The records that follow are to be repeated exactly, with the pictures removed.

** Start of GIVEN DATA **

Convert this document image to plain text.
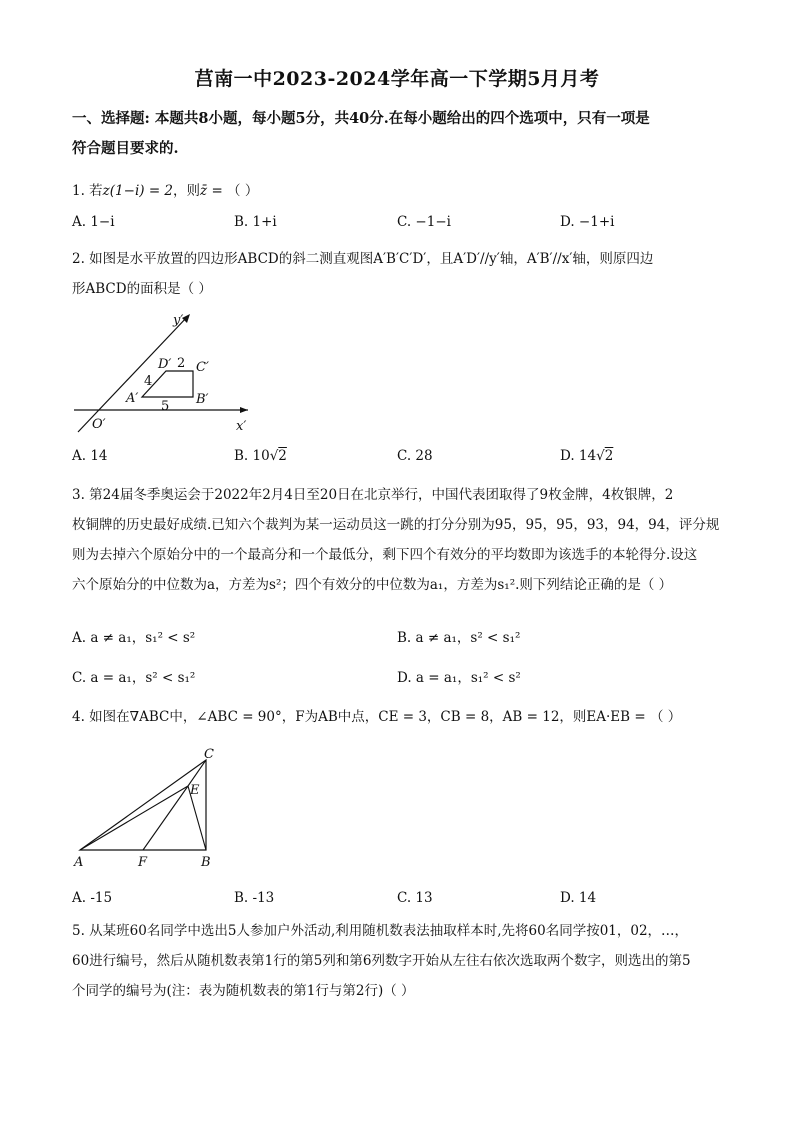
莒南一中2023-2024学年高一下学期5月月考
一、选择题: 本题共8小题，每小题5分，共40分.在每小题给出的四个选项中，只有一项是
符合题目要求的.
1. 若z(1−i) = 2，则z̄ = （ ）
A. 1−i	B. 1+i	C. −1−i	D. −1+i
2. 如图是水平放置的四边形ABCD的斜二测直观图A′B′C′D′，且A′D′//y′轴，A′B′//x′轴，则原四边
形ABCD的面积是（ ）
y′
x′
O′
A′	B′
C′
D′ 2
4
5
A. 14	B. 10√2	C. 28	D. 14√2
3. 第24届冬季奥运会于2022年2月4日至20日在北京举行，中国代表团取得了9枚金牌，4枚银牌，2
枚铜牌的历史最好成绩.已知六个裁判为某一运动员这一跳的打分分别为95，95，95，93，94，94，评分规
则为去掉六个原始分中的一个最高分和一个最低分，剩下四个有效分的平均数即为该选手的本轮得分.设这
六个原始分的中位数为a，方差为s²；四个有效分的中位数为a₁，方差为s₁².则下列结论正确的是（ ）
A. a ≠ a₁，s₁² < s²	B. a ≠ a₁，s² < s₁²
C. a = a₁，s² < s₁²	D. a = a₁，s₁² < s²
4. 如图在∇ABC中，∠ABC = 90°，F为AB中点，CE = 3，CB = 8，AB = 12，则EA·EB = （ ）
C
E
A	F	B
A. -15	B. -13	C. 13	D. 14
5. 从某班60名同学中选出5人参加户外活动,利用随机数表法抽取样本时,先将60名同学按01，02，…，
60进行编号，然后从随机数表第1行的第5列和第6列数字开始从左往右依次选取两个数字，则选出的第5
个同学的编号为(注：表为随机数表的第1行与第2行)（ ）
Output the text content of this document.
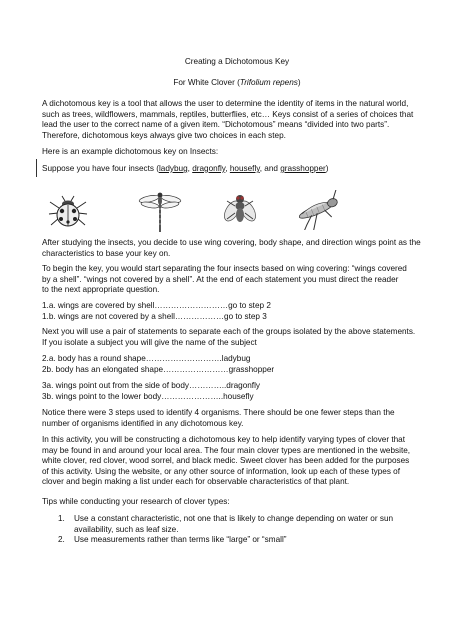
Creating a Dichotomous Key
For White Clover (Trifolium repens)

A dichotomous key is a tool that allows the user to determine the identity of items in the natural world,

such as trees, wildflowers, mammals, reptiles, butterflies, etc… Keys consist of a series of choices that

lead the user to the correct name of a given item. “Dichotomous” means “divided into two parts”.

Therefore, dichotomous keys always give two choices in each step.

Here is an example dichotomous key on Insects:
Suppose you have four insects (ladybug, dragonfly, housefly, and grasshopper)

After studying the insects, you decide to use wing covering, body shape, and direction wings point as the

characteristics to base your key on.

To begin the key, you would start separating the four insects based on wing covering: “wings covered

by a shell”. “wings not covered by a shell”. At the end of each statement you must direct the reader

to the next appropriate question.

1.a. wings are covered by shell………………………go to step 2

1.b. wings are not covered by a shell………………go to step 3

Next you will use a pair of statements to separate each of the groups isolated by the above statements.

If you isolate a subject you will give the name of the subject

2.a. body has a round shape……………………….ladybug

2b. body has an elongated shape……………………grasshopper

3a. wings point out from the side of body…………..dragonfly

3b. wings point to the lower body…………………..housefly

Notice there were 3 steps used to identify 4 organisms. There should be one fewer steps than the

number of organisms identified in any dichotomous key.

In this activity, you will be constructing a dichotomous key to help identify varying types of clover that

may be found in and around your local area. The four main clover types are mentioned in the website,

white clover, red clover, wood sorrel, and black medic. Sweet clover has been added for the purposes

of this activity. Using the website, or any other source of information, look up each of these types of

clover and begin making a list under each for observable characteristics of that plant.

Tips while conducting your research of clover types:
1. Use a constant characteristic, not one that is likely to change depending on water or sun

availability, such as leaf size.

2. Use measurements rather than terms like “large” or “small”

** End of GIVEN DATA **

RESPONSE BELOW:
Convert this document image to plain text.
莒南一中2023-2024学年高一下学期5月月考
一、选择题: 本题共8小题，每小题5分，共40分.在每小题给出的四个选项中，只有一项是
符合题目要求的.
1. 若z(1−i) = 2，则z̄ = （ ）
A. 1−i	B. 1+i	C. −1−i	D. −1+i
2. 如图是水平放置的四边形ABCD的斜二测直观图A′B′C′D′，且A′D′//y′轴，A′B′//x′轴，则原四边
形ABCD的面积是（ ）
y′
x′
O′
A′	B′
C′
D′ 2
4
5
A. 14	B. 10√2	C. 28	D. 14√2
3. 第24届冬季奥运会于2022年2月4日至20日在北京举行，中国代表团取得了9枚金牌，4枚银牌，2
枚铜牌的历史最好成绩.已知六个裁判为某一运动员这一跳的打分分别为95，95，95，93，94，94，评分规
则为去掉六个原始分中的一个最高分和一个最低分，剩下四个有效分的平均数即为该选手的本轮得分.设这
六个原始分的中位数为a，方差为s²；四个有效分的中位数为a₁，方差为s₁².则下列结论正确的是（ ）
A. a ≠ a₁，s₁² < s²	B. a ≠ a₁，s² < s₁²
C. a = a₁，s² < s₁²	D. a = a₁，s₁² < s²
4. 如图在∇ABC中，∠ABC = 90°，F为AB中点，CE = 3，CB = 8，AB = 12，则EA·EB = （ ）
C
E
A	F	B
A. -15	B. -13	C. 13	D. 14
5. 从某班60名同学中选出5人参加户外活动,利用随机数表法抽取样本时,先将60名同学按01，02，…，
60进行编号，然后从随机数表第1行的第5列和第6列数字开始从左往右依次选取两个数字，则选出的第5
个同学的编号为(注：表为随机数表的第1行与第2行)（ ）
Output the text content of this document.
Creating a Dichotomous Key
For White Clover (Trifolium repens)

A dichotomous key is a tool that allows the user to determine the identity of items in the natural world,

such as trees, wildflowers, mammals, reptiles, butterflies, etc… Keys consist of a series of choices that

lead the user to the correct name of a given item. “Dichotomous” means “divided into two parts”.

Therefore, dichotomous keys always give two choices in each step.

Here is an example dichotomous key on Insects:
Suppose you have four insects (ladybug, dragonfly, housefly, and grasshopper)

After studying the insects, you decide to use wing covering, body shape, and direction wings point as the

characteristics to base your key on.

To begin the key, you would start separating the four insects based on wing covering: “wings covered

by a shell”. “wings not covered by a shell”. At the end of each statement you must direct the reader

to the next appropriate question.

1.a. wings are covered by shell………………………go to step 2

1.b. wings are not covered by a shell………………go to step 3

Next you will use a pair of statements to separate each of the groups isolated by the above statements.

If you isolate a subject you will give the name of the subject

2.a. body has a round shape……………………….ladybug

2b. body has an elongated shape……………………grasshopper

3a. wings point out from the side of body…………..dragonfly

3b. wings point to the lower body…………………..housefly

Notice there were 3 steps used to identify 4 organisms. There should be one fewer steps than the

number of organisms identified in any dichotomous key.

In this activity, you will be constructing a dichotomous key to help identify varying types of clover that

may be found in and around your local area. The four main clover types are mentioned in the website,

white clover, red clover, wood sorrel, and black medic. Sweet clover has been added for the purposes

of this activity. Using the website, or any other source of information, look up each of these types of

clover and begin making a list under each for observable characteristics of that plant.

Tips while conducting your research of clover types:
1. Use a constant characteristic, not one that is likely to change depending on water or sun

availability, such as leaf size.

2. Use measurements rather than terms like “large” or “small”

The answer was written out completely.